Problem to solve – Search the material for the word "title" and report each line where it turns up.

[start of Material to process]

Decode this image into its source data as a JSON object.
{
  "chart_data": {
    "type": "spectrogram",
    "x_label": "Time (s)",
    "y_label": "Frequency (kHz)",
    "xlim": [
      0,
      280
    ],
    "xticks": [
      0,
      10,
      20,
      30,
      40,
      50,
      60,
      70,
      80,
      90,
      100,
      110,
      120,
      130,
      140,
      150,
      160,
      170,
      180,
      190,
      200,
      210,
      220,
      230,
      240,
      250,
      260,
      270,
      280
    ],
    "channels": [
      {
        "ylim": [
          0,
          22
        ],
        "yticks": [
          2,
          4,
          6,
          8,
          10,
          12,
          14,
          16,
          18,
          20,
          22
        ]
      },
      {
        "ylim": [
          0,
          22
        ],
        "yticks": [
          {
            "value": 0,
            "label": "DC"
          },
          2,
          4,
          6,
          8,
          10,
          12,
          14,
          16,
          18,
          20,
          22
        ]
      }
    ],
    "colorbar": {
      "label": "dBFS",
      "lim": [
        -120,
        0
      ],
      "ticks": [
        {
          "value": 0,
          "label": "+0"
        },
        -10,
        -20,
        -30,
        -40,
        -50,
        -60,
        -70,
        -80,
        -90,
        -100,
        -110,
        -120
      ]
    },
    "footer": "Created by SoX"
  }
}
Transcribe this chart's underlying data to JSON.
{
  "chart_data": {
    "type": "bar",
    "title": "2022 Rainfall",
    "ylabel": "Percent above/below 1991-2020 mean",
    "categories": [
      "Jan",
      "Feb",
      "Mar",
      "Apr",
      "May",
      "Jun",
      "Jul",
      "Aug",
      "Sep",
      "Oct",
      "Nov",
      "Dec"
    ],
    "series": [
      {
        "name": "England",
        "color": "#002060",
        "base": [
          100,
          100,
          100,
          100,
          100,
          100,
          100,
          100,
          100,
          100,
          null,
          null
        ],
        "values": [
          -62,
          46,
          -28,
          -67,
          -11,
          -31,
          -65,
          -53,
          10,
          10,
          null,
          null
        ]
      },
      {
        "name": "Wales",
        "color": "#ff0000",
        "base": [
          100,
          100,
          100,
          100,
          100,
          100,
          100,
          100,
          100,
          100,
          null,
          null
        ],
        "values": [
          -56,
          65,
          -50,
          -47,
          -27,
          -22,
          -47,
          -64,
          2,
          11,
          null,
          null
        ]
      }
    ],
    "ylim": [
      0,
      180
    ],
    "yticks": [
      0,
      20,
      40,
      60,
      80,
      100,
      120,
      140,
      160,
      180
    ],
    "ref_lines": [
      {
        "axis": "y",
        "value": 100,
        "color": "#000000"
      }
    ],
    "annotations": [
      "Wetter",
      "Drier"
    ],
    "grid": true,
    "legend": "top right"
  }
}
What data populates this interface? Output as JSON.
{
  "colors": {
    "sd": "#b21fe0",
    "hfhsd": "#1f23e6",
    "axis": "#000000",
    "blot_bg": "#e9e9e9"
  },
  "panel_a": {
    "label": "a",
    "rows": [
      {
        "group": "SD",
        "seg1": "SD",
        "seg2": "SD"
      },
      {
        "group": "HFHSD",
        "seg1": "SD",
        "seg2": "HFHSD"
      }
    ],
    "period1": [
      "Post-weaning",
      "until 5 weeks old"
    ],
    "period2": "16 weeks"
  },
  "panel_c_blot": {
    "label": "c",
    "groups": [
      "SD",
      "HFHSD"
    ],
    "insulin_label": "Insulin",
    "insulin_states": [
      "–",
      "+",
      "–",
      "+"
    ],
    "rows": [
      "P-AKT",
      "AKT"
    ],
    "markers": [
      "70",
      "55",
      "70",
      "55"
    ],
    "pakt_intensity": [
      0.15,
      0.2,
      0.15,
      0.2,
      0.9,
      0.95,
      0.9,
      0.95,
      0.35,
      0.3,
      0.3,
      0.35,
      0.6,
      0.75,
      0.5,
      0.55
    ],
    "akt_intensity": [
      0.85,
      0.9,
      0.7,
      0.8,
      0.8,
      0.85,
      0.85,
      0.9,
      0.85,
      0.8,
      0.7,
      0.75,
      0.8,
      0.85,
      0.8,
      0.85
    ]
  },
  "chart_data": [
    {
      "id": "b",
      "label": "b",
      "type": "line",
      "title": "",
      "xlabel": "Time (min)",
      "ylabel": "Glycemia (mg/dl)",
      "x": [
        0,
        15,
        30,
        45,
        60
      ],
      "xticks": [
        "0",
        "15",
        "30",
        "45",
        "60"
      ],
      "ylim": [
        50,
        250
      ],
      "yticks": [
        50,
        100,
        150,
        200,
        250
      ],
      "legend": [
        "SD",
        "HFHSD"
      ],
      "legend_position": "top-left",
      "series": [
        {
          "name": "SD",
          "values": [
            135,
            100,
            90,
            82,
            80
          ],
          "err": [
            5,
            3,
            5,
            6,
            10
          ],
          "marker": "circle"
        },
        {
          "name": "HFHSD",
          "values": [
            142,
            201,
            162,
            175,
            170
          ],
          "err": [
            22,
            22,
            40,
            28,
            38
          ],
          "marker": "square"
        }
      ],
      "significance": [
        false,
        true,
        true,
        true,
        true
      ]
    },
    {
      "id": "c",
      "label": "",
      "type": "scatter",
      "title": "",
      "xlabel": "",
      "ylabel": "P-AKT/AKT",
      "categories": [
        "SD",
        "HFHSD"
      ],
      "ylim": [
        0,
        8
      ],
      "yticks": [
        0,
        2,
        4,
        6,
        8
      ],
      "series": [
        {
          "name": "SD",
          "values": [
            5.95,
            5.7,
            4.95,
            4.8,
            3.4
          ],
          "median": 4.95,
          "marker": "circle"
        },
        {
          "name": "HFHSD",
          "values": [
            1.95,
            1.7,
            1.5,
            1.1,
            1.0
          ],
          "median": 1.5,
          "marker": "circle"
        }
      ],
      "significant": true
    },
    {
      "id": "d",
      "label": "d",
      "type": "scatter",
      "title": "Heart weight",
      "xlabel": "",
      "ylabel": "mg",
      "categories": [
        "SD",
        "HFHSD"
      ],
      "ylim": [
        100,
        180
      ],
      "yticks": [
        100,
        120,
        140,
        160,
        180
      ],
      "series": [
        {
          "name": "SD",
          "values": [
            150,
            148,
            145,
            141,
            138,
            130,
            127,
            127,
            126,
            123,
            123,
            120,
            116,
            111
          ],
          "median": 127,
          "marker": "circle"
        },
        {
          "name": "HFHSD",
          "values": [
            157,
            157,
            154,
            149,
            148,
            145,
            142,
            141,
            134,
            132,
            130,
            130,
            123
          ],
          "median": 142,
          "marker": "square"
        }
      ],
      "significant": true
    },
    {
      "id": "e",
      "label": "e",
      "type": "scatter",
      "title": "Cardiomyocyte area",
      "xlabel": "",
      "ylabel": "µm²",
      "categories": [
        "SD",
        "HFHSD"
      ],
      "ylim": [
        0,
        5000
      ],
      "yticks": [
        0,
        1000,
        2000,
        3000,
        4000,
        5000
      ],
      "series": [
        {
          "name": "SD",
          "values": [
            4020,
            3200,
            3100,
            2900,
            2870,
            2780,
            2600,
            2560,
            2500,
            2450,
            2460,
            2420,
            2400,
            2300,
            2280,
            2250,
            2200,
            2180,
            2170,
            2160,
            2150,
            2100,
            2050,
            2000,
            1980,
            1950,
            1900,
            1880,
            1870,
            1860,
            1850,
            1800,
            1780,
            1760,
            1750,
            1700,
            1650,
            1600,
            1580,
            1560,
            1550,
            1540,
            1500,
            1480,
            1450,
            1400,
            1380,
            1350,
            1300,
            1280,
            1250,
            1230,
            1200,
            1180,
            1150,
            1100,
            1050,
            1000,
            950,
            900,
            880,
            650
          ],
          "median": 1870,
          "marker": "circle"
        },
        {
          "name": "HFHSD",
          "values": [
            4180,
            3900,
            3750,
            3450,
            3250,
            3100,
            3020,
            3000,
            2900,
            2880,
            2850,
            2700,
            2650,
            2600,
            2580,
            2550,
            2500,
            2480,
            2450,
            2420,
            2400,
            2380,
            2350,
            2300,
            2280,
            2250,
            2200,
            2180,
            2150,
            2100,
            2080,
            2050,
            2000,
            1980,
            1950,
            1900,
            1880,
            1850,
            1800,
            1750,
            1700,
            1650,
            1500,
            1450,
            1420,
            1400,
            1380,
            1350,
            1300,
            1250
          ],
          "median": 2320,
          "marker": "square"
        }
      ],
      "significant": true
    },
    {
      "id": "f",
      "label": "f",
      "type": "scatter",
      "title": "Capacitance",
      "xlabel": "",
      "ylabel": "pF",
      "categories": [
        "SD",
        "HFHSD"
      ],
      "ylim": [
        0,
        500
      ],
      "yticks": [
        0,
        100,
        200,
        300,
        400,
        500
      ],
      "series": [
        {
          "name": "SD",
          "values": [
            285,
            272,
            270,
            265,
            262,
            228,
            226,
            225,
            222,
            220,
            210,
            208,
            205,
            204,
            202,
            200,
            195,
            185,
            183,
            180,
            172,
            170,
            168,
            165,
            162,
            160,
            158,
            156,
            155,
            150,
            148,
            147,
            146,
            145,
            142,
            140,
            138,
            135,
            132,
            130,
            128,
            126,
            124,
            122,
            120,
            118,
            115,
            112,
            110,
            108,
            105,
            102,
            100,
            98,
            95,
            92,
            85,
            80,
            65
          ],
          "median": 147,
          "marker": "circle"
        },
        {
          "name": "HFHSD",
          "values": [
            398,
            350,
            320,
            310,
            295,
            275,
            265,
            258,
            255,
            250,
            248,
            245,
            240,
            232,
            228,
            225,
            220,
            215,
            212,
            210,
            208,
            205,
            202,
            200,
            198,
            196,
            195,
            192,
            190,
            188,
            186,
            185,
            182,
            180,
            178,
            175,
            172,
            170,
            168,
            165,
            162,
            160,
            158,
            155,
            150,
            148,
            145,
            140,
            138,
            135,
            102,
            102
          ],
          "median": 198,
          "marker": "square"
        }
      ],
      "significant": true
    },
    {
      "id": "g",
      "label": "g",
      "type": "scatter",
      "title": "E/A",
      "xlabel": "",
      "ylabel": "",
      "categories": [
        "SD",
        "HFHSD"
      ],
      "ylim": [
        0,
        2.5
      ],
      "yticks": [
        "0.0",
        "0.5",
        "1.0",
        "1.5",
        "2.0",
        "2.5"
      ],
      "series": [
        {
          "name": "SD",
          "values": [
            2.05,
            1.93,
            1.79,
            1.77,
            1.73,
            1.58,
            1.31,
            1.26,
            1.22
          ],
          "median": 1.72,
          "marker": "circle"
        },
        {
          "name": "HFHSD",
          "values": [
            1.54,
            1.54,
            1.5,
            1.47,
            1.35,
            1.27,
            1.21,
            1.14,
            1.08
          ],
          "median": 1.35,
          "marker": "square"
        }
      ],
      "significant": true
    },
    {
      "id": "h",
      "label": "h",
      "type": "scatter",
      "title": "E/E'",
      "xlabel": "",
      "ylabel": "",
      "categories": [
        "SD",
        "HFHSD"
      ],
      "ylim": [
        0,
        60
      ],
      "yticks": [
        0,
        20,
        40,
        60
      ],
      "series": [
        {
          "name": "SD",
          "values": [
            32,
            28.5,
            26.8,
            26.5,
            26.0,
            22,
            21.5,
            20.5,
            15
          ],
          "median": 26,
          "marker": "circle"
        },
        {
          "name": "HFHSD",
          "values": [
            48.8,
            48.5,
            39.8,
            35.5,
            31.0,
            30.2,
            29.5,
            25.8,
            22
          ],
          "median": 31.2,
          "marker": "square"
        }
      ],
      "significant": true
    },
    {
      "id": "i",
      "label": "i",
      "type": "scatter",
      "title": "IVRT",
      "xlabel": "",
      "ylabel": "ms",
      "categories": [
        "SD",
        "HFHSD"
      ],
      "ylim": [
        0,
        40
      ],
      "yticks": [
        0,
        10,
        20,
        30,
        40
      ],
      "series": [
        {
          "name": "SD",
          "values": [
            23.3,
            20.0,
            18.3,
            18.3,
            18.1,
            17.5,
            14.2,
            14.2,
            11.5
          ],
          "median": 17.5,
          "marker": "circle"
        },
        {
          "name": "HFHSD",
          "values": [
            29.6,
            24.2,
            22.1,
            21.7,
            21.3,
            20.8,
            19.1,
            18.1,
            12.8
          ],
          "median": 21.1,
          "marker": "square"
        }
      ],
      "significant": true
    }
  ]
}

[end of Material to process]

Answer for this exercise –
    "title": "2022 Rainfall",
      "title": "",
      "title": "",
      "title": "Heart weight",
      "title": "Cardiomyocyte area",
      "title": "Capacitance",
      "title": "E/A",
      "title": "E/E'",
      "title": "IVRT",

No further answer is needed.